Work required:
Copy out all the lines exactly. Omit pictures.

------ Entries ------

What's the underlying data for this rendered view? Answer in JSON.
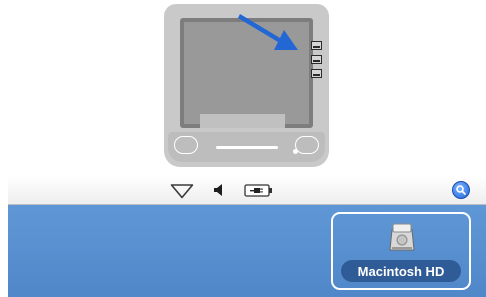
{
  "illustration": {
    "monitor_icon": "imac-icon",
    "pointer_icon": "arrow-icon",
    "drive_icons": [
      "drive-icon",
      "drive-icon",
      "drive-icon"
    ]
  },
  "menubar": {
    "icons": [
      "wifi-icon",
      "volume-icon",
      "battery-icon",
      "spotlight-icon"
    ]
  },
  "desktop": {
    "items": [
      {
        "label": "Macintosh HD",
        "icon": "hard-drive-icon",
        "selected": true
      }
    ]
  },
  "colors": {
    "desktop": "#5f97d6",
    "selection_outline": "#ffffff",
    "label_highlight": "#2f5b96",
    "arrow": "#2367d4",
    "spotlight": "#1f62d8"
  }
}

------

Worked answer:
What's the underlying data for this rendered view? Answer in JSON.
{
  "illustration": {
    "monitor_icon": "imac-icon",
    "pointer_icon": "arrow-icon",
    "drive_icons": [
      "drive-icon",
      "drive-icon",
      "drive-icon"
    ]
  },
  "menubar": {
    "icons": [
      "wifi-icon",
      "volume-icon",
      "battery-icon",
      "spotlight-icon"
    ]
  },
  "desktop": {
    "items": [
      {
        "label": "Macintosh HD",
        "icon": "hard-drive-icon",
        "selected": true
      }
    ]
  },
  "colors": {
    "desktop": "#5f97d6",
    "selection_outline": "#ffffff",
    "label_highlight": "#2f5b96",
    "arrow": "#2367d4",
    "spotlight": "#1f62d8"
  }
}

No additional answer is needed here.